▶ **WHAT NEEDS TO BE DONE**
Would you restate all the data that follows, word for word?

▶ **RECORDS TO PROCESS**
▶

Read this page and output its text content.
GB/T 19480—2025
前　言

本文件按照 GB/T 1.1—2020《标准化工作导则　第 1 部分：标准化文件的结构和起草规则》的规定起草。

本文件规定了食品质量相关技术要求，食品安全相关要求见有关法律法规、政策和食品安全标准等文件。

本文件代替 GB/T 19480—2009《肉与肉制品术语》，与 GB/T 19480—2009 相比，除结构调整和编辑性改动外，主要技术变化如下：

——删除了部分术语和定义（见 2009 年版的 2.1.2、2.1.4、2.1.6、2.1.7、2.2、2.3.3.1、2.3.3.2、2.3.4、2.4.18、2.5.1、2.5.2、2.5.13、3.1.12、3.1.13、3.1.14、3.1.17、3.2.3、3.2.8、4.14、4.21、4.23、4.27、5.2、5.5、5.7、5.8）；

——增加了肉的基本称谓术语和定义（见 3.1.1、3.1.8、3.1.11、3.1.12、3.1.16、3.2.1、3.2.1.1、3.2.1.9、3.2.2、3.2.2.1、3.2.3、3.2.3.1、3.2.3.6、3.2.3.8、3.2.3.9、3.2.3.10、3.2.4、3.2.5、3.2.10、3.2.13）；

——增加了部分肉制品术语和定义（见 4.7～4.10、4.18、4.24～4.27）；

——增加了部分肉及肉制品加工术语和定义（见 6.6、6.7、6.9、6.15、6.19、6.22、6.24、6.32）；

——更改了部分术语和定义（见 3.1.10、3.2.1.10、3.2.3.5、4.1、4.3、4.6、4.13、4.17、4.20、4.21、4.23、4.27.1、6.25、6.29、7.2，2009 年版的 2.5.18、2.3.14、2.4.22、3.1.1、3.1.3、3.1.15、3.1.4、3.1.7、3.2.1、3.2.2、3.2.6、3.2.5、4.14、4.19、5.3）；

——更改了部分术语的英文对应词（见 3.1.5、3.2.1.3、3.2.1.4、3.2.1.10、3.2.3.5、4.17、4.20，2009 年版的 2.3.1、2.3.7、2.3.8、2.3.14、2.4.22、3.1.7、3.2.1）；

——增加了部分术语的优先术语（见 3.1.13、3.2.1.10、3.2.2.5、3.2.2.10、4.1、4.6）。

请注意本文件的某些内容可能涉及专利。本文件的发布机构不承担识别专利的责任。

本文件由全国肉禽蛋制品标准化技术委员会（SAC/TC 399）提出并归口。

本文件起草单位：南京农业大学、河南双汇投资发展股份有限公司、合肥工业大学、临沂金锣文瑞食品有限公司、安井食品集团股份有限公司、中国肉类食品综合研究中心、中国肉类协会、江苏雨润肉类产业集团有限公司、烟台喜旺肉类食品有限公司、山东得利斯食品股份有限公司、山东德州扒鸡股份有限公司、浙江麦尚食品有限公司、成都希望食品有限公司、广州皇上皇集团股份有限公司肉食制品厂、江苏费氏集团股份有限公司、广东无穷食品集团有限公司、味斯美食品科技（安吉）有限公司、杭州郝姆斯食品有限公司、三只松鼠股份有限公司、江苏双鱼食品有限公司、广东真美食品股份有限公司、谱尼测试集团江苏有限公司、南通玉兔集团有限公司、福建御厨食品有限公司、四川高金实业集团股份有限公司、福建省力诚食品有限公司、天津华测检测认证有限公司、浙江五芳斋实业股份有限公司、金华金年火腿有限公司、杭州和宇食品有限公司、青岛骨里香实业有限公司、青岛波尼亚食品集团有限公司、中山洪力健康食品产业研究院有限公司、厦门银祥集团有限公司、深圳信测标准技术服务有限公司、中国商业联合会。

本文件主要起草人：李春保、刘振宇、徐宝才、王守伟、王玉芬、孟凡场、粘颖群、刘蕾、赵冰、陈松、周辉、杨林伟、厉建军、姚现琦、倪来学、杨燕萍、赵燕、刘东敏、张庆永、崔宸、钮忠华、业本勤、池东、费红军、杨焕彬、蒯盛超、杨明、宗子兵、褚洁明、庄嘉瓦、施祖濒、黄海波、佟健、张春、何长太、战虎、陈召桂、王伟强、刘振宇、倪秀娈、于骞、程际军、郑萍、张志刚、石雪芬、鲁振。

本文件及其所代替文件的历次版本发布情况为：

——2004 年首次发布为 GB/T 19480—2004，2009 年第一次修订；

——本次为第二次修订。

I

◀

▶ **IN RESPONSE**
Read this page and output its text content.
GB/T 19480—2025
前　言

本文件按照 GB/T 1.1—2020《标准化工作导则　第 1 部分：标准化文件的结构和起草规则》的规定起草。

本文件规定了食品质量相关技术要求，食品安全相关要求见有关法律法规、政策和食品安全标准等文件。

本文件代替 GB/T 19480—2009《肉与肉制品术语》，与 GB/T 19480—2009 相比，除结构调整和编辑性改动外，主要技术变化如下：

——删除了部分术语和定义（见 2009 年版的 2.1.2、2.1.4、2.1.6、2.1.7、2.2、2.3.3.1、2.3.3.2、2.3.4、2.4.18、2.5.1、2.5.2、2.5.13、3.1.12、3.1.13、3.1.14、3.1.17、3.2.3、3.2.8、4.14、4.21、4.23、4.27、5.2、5.5、5.7、5.8）；

——增加了肉的基本称谓术语和定义（见 3.1.1、3.1.8、3.1.11、3.1.12、3.1.16、3.2.1、3.2.1.1、3.2.1.9、3.2.2、3.2.2.1、3.2.3、3.2.3.1、3.2.3.6、3.2.3.8、3.2.3.9、3.2.3.10、3.2.4、3.2.5、3.2.10、3.2.13）；

——增加了部分肉制品术语和定义（见 4.7～4.10、4.18、4.24～4.27）；

——增加了部分肉及肉制品加工术语和定义（见 6.6、6.7、6.9、6.15、6.19、6.22、6.24、6.32）；

——更改了部分术语和定义（见 3.1.10、3.2.1.10、3.2.3.5、4.1、4.3、4.6、4.13、4.17、4.20、4.21、4.23、4.27.1、6.25、6.29、7.2，2009 年版的 2.5.18、2.3.14、2.4.22、3.1.1、3.1.3、3.1.15、3.1.4、3.1.7、3.2.1、3.2.2、3.2.6、3.2.5、4.14、4.19、5.3）；

——更改了部分术语的英文对应词（见 3.1.5、3.2.1.3、3.2.1.4、3.2.1.10、3.2.3.5、4.17、4.20，2009 年版的 2.3.1、2.3.7、2.3.8、2.3.14、2.4.22、3.1.7、3.2.1）；

——增加了部分术语的优先术语（见 3.1.13、3.2.1.10、3.2.2.5、3.2.2.10、4.1、4.6）。

请注意本文件的某些内容可能涉及专利。本文件的发布机构不承担识别专利的责任。

本文件由全国肉禽蛋制品标准化技术委员会（SAC/TC 399）提出并归口。

本文件起草单位：南京农业大学、河南双汇投资发展股份有限公司、合肥工业大学、临沂金锣文瑞食品有限公司、安井食品集团股份有限公司、中国肉类食品综合研究中心、中国肉类协会、江苏雨润肉类产业集团有限公司、烟台喜旺肉类食品有限公司、山东得利斯食品股份有限公司、山东德州扒鸡股份有限公司、浙江麦尚食品有限公司、成都希望食品有限公司、广州皇上皇集团股份有限公司肉食制品厂、江苏费氏集团股份有限公司、广东无穷食品集团有限公司、味斯美食品科技（安吉）有限公司、杭州郝姆斯食品有限公司、三只松鼠股份有限公司、江苏双鱼食品有限公司、广东真美食品股份有限公司、谱尼测试集团江苏有限公司、南通玉兔集团有限公司、福建御厨食品有限公司、四川高金实业集团股份有限公司、福建省力诚食品有限公司、天津华测检测认证有限公司、浙江五芳斋实业股份有限公司、金华金年火腿有限公司、杭州和宇食品有限公司、青岛骨里香实业有限公司、青岛波尼亚食品集团有限公司、中山洪力健康食品产业研究院有限公司、厦门银祥集团有限公司、深圳信测标准技术服务有限公司、中国商业联合会。

本文件主要起草人：李春保、刘振宇、徐宝才、王守伟、王玉芬、孟凡场、粘颖群、刘蕾、赵冰、陈松、周辉、杨林伟、厉建军、姚现琦、倪来学、杨燕萍、赵燕、刘东敏、张庆永、崔宸、钮忠华、业本勤、池东、费红军、杨焕彬、蒯盛超、杨明、宗子兵、褚洁明、庄嘉瓦、施祖濒、黄海波、佟健、张春、何长太、战虎、陈召桂、王伟强、刘振宇、倪秀娈、于骞、程际军、郑萍、张志刚、石雪芬、鲁振。

本文件及其所代替文件的历次版本发布情况为：

——2004 年首次发布为 GB/T 19480—2004，2009 年第一次修订；

——本次为第二次修订。

I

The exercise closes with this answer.